## TASK DETAILS
Pick out every line that holds the string "Teile" and copy it.

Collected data
=-=-=
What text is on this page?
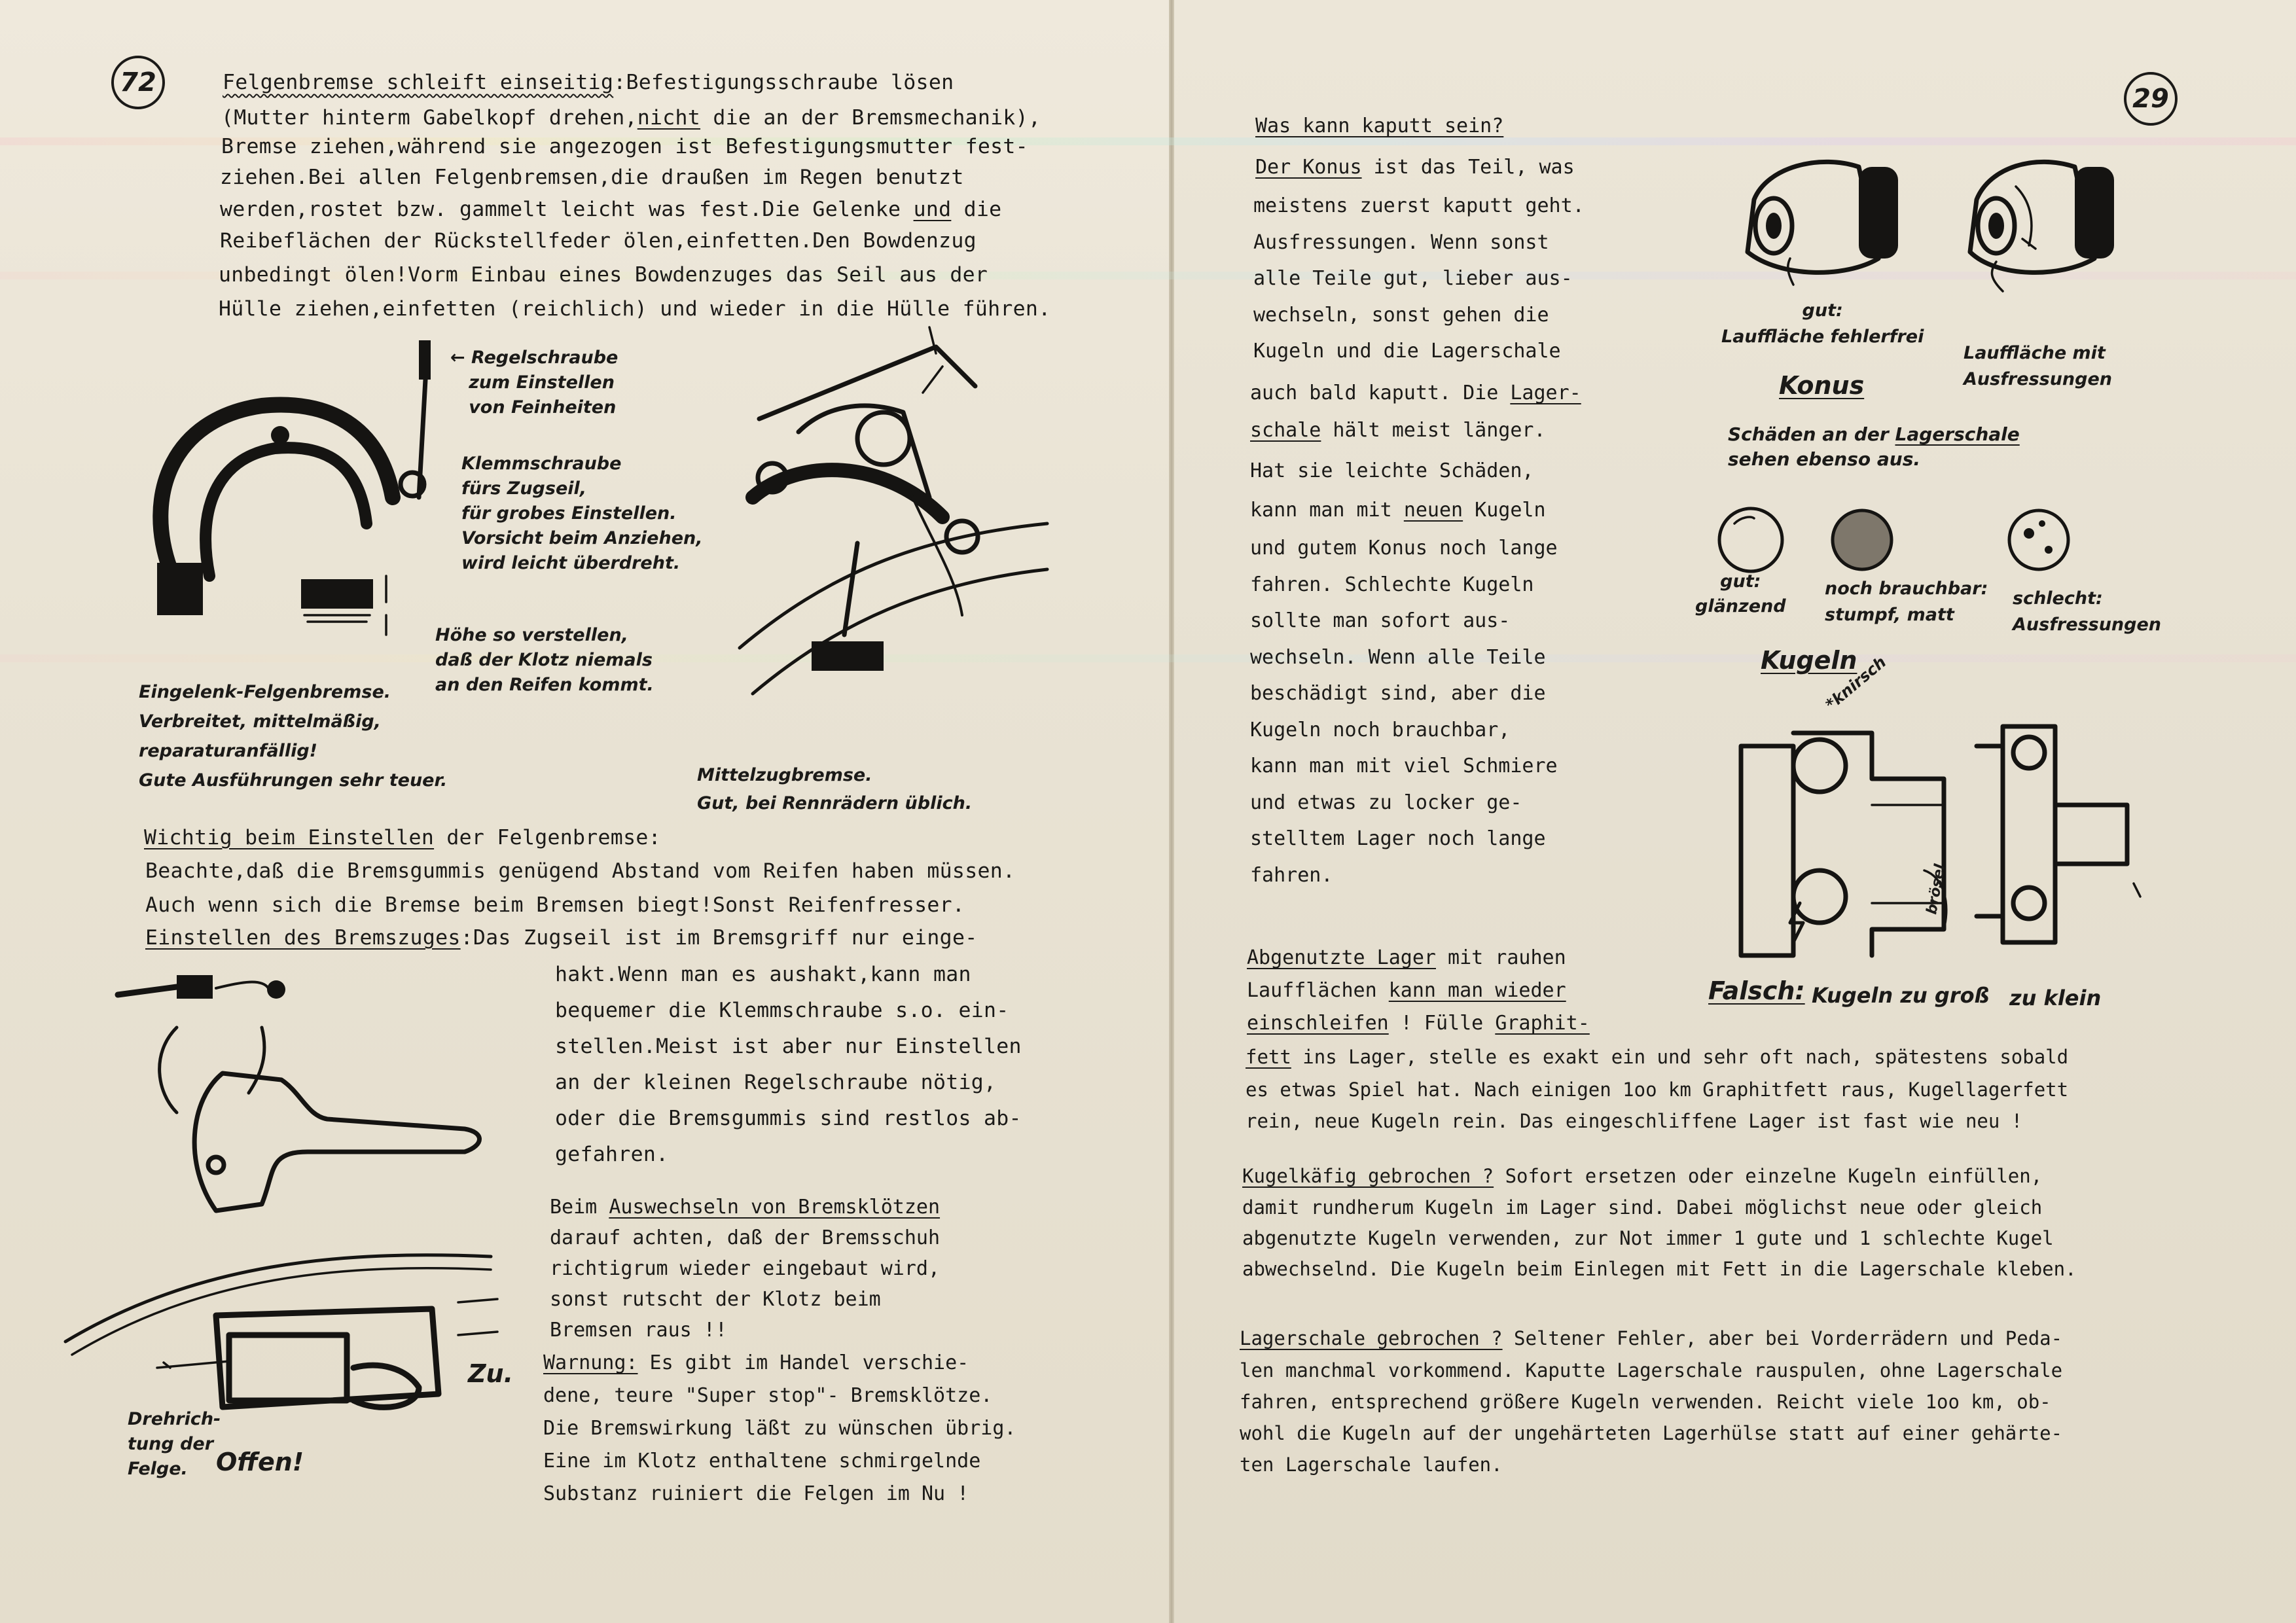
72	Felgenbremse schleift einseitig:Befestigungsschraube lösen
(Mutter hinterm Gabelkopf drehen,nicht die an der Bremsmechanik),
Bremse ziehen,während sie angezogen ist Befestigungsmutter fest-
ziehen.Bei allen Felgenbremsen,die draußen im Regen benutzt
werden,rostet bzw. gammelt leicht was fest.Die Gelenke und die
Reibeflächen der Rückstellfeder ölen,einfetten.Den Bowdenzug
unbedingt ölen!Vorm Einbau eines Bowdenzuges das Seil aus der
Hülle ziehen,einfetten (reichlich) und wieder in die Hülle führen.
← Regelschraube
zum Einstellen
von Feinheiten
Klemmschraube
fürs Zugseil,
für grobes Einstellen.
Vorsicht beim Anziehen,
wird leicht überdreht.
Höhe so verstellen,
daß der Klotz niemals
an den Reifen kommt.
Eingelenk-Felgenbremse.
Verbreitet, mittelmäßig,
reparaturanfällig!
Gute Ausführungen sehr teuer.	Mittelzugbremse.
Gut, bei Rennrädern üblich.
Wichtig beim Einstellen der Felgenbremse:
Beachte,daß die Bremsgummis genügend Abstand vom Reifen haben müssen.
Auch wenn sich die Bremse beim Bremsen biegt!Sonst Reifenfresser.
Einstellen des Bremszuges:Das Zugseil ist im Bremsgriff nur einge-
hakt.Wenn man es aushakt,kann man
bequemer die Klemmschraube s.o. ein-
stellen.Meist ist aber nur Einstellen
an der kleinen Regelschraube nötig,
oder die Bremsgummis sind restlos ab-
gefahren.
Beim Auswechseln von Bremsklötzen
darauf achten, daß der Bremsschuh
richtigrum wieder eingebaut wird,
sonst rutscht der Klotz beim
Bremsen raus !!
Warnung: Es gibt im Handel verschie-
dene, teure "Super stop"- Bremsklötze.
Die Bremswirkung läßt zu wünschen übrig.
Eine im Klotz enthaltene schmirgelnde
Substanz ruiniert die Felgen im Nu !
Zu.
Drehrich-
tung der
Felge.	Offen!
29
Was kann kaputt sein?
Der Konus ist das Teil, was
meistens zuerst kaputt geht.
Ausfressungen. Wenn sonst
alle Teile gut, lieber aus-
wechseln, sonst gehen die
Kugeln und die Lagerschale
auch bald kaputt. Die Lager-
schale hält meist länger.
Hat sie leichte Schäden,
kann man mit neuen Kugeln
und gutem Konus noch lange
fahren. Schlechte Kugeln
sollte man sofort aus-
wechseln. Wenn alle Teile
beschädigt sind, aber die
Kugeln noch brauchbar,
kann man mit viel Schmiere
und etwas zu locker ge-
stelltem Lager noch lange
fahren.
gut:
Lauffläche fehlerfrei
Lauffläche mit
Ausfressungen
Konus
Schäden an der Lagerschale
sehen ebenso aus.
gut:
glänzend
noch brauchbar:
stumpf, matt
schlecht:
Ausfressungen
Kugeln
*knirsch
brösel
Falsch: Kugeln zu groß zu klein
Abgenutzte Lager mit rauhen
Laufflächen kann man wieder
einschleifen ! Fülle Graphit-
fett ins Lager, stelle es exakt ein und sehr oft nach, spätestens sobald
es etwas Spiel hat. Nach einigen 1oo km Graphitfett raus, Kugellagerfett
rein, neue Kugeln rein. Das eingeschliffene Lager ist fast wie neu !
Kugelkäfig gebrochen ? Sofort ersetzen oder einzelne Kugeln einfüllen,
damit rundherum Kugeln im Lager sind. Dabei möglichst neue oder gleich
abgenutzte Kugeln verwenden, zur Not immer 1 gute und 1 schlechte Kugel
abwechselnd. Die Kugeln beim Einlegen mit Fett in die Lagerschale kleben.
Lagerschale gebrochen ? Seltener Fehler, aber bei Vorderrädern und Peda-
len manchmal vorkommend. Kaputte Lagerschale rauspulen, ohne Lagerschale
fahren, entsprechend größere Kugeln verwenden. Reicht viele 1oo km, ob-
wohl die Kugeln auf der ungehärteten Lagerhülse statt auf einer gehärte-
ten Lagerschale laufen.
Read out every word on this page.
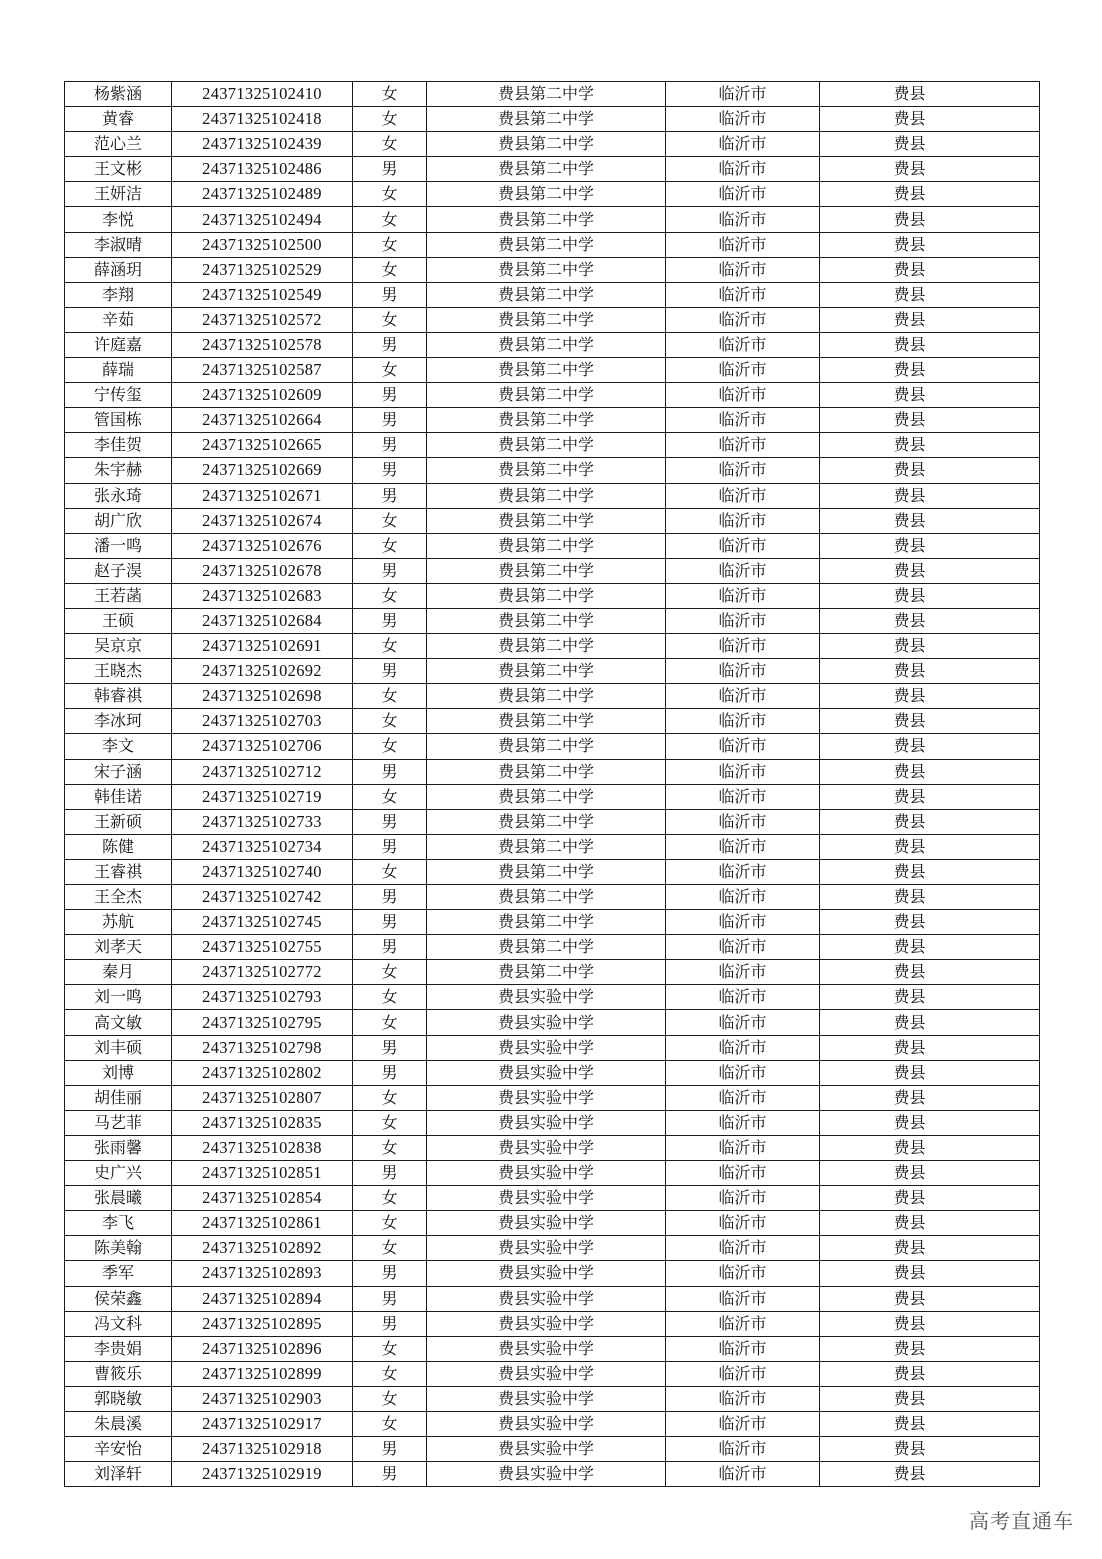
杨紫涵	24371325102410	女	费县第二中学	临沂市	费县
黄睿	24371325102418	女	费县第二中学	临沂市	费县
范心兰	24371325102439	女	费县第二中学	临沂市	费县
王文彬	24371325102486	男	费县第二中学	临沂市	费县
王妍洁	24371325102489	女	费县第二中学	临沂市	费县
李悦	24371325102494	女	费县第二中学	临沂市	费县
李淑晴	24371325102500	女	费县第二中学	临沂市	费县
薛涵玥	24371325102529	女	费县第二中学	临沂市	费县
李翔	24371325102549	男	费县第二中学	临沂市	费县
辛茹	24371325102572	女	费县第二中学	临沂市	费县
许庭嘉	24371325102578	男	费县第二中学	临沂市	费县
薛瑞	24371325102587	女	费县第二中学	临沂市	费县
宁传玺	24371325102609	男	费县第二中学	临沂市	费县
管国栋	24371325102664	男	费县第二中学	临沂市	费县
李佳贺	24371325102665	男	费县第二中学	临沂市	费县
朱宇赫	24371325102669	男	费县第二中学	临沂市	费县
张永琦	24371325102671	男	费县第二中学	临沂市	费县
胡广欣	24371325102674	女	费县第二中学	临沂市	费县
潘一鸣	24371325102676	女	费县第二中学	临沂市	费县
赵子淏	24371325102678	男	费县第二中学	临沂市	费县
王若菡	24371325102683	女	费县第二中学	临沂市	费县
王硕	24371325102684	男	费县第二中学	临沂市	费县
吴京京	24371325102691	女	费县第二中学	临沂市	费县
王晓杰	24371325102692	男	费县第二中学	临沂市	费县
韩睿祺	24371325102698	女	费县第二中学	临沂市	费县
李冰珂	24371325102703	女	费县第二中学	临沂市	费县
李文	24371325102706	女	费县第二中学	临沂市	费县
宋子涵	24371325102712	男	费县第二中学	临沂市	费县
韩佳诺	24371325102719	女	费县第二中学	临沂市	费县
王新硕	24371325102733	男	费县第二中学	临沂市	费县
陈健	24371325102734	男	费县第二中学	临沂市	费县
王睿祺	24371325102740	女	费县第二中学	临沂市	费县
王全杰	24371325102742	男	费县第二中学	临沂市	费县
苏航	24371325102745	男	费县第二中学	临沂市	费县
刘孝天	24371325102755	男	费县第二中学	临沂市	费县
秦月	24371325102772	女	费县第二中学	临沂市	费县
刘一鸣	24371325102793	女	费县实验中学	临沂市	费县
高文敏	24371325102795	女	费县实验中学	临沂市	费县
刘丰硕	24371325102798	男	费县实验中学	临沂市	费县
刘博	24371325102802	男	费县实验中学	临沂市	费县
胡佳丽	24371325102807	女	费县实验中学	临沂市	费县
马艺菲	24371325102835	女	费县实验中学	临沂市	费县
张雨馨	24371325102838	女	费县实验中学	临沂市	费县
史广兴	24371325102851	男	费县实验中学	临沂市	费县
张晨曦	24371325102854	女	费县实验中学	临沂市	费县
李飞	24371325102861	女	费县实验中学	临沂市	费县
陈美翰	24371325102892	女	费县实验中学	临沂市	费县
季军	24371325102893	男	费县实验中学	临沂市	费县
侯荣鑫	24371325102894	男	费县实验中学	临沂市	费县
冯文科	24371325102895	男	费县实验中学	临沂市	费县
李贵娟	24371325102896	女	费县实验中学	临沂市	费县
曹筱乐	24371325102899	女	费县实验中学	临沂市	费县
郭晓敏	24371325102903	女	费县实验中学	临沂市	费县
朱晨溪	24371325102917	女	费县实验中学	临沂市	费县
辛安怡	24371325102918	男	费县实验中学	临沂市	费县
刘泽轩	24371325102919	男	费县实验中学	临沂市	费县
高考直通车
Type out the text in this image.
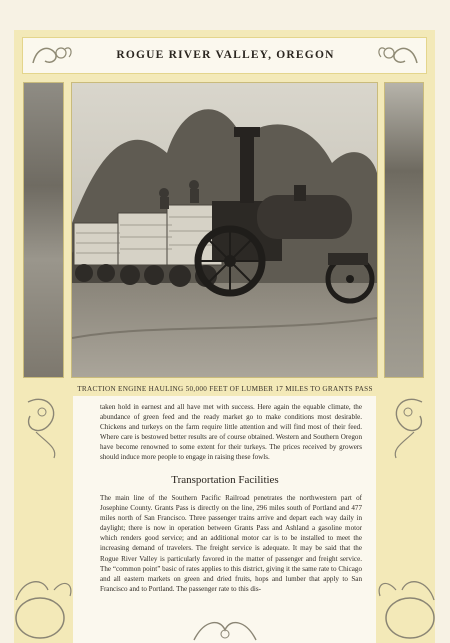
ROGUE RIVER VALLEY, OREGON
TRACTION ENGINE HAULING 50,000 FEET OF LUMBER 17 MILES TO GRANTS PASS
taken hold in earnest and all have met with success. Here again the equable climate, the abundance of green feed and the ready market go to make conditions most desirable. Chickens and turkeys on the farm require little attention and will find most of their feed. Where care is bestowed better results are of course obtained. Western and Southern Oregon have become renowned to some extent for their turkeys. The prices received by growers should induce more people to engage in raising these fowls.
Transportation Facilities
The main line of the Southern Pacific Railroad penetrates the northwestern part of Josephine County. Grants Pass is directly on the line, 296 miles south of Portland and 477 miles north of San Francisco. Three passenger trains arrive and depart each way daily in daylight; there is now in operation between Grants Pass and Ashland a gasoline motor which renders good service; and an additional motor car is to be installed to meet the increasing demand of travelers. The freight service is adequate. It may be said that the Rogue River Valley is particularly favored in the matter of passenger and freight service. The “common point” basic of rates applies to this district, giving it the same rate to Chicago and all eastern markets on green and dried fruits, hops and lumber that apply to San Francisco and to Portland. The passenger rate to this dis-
=-=-=
## TASK SOLUTION
alle Teile gut, lieber aus-
wechseln. Wenn alle Teile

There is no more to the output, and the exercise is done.